> **ITEMS**

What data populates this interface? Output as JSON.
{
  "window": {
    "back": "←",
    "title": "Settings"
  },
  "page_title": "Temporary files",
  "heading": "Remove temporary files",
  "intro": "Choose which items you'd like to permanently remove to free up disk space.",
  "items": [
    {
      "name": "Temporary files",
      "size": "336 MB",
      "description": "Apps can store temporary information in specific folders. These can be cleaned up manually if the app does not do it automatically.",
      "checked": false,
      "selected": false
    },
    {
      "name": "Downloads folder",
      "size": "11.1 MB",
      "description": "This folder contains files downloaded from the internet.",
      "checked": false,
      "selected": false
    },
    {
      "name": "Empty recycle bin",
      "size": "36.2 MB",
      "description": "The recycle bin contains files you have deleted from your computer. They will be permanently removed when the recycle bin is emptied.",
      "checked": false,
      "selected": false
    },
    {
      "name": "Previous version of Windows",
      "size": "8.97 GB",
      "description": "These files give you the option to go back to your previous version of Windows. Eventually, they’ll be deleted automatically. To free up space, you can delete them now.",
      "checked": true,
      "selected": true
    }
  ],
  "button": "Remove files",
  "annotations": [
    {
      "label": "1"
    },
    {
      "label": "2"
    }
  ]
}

* * *

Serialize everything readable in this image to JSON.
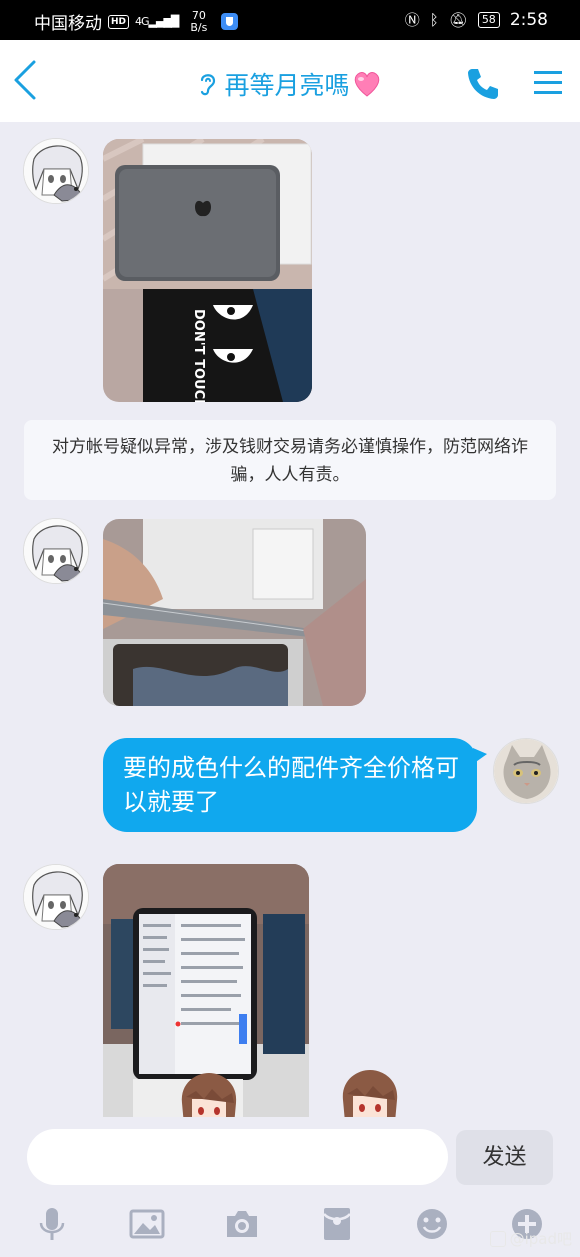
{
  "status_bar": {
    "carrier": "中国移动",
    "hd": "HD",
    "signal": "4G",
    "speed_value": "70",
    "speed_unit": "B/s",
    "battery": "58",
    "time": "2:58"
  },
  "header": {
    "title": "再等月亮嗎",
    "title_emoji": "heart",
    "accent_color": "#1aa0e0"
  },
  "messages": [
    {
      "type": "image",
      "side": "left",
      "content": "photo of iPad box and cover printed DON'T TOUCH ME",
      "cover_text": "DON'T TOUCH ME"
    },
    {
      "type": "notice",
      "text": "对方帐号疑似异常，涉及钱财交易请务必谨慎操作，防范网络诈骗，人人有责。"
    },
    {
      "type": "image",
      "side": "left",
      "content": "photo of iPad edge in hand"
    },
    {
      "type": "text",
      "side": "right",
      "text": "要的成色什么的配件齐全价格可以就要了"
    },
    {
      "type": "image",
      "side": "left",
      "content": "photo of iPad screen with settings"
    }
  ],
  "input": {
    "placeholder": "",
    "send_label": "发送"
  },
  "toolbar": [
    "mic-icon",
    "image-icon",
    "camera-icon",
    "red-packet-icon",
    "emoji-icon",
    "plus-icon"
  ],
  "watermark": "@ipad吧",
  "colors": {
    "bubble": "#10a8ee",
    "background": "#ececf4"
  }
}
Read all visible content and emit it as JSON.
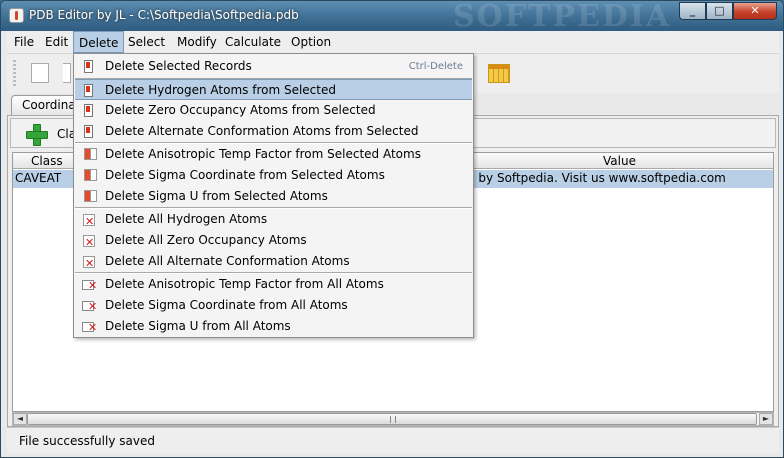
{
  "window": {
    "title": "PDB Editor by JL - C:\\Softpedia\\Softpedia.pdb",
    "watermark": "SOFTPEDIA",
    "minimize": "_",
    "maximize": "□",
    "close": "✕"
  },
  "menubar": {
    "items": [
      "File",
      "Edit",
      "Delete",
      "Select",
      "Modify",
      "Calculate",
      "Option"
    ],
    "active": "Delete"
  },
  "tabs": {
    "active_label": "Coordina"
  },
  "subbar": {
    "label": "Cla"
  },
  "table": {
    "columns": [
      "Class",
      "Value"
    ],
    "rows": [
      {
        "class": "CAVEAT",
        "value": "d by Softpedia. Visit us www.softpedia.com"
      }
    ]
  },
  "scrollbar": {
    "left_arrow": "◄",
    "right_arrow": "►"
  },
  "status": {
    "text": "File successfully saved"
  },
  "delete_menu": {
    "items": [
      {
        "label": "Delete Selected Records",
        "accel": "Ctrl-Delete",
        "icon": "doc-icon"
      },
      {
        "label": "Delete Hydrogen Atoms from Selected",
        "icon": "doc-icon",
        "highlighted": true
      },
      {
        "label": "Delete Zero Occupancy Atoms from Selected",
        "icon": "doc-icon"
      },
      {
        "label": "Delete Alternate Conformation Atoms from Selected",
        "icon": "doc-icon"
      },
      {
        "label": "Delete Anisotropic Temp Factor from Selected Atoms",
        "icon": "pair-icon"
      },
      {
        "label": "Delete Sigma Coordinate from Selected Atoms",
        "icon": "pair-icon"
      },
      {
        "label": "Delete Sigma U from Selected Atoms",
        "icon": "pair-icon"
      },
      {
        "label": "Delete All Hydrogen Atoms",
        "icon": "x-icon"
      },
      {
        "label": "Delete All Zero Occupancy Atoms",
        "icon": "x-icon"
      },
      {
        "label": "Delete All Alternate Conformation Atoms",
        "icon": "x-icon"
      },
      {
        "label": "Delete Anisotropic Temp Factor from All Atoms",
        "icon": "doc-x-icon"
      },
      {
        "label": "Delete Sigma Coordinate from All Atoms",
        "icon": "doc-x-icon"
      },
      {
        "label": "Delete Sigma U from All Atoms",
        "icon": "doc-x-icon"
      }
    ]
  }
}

> **OBJECTIVE**
Go through the data above and find the lines with the word "permanently". Copy each of those lines.

> **RESULT OF THE EXERCISE**
  "intro": "Choose which items you'd like to permanently remove to free up disk space.",
      "description": "The recycle bin contains files you have deleted from your computer. They will be permanently removed when the recycle bin is emptied.",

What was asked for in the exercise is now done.